Copy the rows without any change, starting with the very first line and ending with the line that contains "grid: [106, 24, 800, 462]", both included.

··· Listed records ···

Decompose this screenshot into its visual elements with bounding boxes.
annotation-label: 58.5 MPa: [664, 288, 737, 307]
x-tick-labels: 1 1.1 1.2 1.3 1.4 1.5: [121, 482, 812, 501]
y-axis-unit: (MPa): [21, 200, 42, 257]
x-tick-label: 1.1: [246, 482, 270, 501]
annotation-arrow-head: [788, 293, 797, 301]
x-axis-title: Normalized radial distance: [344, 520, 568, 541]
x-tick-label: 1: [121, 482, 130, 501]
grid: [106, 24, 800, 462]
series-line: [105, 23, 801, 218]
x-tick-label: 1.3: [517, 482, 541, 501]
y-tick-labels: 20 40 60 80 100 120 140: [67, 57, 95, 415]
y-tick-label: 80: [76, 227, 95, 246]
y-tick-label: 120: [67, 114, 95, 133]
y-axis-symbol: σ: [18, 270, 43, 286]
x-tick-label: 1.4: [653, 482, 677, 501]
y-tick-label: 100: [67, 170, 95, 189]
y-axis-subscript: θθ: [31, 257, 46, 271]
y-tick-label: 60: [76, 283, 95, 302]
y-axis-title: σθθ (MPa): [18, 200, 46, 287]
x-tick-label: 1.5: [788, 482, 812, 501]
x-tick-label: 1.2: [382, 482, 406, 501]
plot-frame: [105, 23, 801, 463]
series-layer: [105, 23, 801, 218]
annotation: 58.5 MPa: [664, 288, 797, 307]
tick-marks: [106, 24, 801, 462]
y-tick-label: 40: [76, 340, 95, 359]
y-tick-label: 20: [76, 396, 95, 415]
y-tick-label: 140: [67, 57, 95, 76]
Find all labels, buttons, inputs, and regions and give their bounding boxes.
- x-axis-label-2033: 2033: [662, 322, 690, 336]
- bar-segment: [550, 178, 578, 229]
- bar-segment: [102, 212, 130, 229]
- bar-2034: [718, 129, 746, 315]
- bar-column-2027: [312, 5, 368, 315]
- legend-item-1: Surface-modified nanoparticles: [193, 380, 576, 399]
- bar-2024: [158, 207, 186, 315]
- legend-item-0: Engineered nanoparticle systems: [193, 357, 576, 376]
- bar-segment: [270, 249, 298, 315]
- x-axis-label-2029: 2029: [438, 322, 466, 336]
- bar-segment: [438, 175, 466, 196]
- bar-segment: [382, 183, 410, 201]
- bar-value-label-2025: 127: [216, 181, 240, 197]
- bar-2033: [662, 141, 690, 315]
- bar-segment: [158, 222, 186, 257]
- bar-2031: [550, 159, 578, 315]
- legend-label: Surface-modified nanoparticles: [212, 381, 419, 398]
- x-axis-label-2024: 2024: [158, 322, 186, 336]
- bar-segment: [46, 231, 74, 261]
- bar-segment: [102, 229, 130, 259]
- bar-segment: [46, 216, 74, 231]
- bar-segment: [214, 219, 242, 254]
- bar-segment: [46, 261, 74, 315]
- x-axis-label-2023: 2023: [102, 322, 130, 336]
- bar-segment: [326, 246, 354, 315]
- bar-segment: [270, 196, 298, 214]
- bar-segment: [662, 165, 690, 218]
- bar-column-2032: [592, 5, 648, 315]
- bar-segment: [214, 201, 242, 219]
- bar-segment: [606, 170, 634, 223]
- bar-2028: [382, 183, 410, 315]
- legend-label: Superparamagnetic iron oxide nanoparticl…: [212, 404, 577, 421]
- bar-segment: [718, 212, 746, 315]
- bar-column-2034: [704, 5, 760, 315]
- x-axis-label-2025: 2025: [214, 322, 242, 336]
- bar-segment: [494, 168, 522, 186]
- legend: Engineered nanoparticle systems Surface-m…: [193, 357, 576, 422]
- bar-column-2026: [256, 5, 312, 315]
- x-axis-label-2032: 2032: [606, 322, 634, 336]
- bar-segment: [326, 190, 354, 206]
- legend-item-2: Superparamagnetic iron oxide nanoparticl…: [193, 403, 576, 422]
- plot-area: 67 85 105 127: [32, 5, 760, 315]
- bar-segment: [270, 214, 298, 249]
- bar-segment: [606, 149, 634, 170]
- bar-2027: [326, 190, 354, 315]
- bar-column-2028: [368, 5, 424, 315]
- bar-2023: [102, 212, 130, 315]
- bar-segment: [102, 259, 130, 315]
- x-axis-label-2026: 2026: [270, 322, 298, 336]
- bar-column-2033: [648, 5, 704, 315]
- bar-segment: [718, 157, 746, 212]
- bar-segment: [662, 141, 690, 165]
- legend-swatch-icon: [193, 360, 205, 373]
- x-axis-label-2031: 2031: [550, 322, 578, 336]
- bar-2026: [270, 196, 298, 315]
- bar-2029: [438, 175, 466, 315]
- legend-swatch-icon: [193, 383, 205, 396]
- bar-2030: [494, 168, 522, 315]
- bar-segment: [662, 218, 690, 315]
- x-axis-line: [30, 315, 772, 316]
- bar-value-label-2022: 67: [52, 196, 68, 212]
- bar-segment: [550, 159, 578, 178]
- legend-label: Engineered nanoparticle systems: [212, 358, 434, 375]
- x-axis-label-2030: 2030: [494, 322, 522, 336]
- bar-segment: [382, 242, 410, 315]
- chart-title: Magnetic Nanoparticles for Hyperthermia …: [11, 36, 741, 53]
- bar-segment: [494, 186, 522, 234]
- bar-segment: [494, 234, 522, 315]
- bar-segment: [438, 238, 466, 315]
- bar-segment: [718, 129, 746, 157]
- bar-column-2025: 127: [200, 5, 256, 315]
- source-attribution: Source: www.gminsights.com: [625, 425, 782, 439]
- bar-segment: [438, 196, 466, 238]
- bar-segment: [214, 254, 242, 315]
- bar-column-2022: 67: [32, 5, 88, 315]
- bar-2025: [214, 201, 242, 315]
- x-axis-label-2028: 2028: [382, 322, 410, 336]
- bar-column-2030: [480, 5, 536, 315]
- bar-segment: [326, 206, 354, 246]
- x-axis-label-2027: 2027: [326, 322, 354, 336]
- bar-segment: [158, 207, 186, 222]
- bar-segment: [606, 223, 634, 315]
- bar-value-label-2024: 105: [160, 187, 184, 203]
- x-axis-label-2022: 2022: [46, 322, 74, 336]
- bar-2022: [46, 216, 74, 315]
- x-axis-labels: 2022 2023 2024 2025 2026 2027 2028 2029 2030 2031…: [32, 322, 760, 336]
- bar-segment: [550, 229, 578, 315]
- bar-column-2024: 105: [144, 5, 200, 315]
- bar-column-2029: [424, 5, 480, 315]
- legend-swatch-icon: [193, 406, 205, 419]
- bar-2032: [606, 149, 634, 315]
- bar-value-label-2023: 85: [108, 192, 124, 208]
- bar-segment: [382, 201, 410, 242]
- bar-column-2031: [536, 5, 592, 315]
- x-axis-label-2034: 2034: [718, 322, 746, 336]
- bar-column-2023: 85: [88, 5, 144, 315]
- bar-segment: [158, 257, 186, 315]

···

- Response
Decompose this screenshot into its visual elements with bounding boxes.
annotation-label: 58.5 MPa: [664, 288, 737, 307]
x-tick-labels: 1 1.1 1.2 1.3 1.4 1.5: [121, 482, 812, 501]
y-axis-unit: (MPa): [21, 200, 42, 257]
x-tick-label: 1.1: [246, 482, 270, 501]
annotation-arrow-head: [788, 293, 797, 301]
x-axis-title: Normalized radial distance: [344, 520, 568, 541]
x-tick-label: 1: [121, 482, 130, 501]
grid: [106, 24, 800, 462]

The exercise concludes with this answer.